Task goal
Copy each line holding the string "JSON".

Record set

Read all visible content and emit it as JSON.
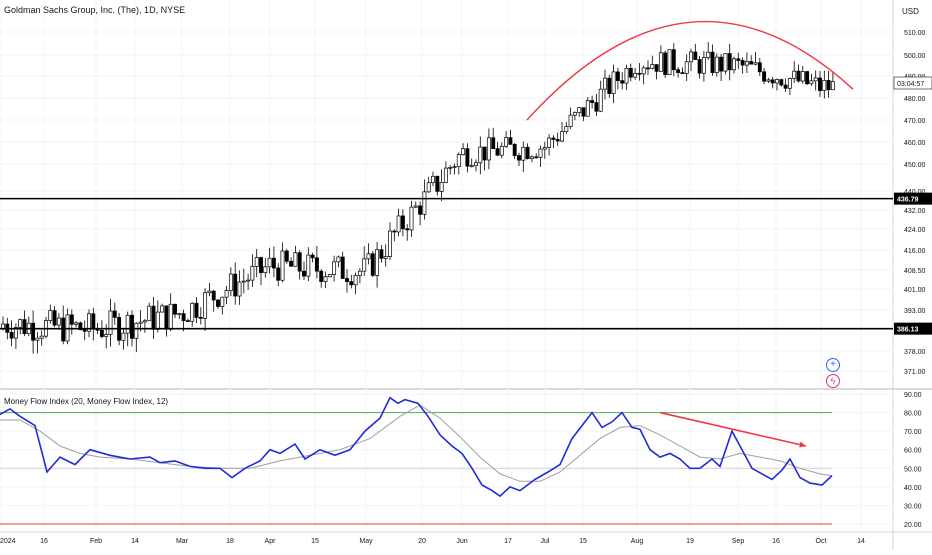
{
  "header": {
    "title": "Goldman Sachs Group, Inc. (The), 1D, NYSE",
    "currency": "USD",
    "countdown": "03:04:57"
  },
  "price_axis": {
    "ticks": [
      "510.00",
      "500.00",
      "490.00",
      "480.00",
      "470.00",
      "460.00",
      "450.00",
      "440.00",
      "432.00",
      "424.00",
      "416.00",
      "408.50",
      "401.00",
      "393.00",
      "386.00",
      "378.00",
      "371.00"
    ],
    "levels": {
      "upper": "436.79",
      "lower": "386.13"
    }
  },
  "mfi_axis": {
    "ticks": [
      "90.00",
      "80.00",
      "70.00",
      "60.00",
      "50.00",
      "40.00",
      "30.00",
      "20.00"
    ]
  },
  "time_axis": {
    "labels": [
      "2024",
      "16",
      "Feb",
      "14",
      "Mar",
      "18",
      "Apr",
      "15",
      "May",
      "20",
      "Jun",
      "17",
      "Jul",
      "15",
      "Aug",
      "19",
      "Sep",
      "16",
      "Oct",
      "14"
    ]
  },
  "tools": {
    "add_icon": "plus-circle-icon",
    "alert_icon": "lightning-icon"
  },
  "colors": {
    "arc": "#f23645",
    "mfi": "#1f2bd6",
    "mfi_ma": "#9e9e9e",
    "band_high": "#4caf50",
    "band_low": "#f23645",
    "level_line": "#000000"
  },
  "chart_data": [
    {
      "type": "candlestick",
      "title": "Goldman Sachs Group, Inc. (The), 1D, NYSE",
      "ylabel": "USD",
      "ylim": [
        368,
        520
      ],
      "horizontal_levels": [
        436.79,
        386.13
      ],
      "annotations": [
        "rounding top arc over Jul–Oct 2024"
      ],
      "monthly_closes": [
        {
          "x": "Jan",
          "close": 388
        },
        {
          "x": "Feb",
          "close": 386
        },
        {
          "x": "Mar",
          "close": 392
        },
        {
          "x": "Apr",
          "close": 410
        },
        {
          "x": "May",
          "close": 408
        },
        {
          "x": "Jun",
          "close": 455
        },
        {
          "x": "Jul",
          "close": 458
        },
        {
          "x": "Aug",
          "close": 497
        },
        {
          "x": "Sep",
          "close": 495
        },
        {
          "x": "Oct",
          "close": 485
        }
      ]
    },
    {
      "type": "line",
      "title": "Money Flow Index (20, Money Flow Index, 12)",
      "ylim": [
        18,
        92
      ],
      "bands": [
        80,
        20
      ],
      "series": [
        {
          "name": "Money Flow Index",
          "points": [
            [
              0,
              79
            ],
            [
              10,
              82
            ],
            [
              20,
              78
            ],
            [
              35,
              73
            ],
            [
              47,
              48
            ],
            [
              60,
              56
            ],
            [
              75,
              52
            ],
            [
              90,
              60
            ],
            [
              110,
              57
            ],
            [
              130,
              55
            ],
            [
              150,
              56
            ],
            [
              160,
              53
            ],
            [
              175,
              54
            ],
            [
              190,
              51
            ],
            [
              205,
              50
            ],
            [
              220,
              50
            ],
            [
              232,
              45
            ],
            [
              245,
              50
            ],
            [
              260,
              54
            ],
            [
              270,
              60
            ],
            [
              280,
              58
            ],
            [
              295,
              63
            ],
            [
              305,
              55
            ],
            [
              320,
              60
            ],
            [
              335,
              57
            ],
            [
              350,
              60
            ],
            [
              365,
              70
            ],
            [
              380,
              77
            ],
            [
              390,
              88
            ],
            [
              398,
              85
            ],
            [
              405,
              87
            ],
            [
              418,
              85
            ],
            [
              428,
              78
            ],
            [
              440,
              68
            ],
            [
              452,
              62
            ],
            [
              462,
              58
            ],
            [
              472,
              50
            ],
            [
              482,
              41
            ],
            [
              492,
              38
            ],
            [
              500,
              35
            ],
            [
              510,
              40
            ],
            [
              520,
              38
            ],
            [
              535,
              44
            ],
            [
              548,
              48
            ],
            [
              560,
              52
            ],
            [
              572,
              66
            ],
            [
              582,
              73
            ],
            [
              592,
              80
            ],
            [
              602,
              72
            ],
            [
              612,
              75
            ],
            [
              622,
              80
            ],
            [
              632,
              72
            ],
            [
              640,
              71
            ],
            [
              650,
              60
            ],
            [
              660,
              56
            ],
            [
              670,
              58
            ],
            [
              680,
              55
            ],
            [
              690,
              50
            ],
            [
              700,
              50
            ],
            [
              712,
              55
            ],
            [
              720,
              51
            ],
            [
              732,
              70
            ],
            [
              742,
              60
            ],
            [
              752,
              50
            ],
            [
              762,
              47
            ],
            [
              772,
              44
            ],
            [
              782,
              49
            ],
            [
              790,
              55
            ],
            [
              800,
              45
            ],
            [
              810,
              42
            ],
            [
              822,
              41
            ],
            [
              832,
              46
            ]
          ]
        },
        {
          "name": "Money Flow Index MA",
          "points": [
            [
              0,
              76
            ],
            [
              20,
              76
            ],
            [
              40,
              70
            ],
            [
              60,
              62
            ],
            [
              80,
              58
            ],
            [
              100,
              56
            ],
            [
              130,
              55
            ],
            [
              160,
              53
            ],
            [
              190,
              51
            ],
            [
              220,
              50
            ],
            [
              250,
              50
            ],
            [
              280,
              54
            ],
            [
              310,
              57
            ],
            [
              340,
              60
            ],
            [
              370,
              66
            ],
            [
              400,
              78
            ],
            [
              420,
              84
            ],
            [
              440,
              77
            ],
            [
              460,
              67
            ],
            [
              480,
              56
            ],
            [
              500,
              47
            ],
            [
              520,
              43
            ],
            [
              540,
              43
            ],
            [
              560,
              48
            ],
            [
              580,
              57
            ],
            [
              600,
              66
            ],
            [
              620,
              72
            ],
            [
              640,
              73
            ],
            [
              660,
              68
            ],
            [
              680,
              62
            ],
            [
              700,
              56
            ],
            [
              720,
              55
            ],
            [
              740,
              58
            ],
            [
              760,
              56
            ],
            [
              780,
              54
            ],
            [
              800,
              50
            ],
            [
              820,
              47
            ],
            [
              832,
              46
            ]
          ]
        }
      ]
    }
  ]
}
* * *
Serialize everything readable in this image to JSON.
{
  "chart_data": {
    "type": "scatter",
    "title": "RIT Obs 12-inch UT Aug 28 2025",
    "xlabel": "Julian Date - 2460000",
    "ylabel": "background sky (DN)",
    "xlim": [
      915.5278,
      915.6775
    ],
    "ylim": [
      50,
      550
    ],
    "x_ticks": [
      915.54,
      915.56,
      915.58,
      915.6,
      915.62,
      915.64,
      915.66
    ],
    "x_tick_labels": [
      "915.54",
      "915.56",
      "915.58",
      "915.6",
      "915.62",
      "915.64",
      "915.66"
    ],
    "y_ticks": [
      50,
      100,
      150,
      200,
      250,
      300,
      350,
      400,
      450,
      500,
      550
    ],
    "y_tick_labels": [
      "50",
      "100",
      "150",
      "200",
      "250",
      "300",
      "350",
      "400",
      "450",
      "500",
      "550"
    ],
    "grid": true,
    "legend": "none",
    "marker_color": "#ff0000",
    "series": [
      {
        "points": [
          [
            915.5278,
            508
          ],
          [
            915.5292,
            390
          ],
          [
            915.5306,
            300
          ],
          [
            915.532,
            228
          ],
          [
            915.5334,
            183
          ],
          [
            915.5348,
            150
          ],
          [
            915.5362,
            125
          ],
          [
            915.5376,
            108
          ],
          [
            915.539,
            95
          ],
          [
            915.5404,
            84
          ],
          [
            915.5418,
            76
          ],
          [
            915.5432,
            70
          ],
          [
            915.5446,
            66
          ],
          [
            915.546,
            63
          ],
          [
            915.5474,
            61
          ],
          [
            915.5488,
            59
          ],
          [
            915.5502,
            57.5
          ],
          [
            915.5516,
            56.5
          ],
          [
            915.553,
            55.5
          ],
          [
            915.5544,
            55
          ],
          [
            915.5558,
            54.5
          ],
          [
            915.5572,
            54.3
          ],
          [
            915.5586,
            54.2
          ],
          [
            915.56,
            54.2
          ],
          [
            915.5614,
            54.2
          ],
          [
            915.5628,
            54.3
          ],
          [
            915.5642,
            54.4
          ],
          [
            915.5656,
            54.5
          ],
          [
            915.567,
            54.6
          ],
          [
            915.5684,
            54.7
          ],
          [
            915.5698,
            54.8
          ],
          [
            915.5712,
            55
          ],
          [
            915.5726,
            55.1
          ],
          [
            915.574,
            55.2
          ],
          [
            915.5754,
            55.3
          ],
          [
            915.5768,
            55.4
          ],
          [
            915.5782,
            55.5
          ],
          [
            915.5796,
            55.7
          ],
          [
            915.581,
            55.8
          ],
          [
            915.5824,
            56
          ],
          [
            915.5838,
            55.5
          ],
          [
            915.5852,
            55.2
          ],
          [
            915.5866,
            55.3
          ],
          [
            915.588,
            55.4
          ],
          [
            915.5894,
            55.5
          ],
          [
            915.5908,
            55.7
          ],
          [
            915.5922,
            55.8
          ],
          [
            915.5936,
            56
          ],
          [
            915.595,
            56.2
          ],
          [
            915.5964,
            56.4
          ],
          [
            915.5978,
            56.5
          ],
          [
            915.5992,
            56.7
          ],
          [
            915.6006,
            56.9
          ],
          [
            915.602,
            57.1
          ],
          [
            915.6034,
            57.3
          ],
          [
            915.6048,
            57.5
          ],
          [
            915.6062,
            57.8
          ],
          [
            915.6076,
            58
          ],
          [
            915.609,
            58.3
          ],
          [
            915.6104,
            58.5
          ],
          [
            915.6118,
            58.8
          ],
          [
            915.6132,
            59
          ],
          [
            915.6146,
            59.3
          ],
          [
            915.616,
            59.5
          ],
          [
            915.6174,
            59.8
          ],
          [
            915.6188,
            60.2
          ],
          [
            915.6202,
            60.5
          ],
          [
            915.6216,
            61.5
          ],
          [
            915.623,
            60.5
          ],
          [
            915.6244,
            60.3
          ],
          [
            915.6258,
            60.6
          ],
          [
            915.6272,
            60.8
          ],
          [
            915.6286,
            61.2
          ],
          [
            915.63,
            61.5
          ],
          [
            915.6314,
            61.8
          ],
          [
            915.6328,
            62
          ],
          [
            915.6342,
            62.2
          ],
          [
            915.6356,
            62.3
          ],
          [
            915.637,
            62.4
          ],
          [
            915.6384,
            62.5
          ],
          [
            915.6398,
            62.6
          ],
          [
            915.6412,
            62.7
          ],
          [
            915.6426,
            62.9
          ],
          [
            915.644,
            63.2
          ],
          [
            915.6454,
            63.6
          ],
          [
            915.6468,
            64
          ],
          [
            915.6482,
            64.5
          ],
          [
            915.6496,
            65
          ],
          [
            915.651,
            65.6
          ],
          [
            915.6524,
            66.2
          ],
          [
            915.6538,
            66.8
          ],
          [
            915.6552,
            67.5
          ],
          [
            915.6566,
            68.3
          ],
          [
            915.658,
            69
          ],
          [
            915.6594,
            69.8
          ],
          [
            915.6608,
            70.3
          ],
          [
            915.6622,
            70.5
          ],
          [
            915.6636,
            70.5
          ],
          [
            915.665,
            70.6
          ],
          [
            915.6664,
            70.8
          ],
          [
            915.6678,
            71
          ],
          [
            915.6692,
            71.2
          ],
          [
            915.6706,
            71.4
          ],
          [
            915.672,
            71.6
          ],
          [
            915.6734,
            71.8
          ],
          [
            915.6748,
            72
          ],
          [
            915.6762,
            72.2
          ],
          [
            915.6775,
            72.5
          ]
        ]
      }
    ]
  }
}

Reply to the task
Read all visible content and emit it as JSON.
Serialize everything readable in this image to JSON.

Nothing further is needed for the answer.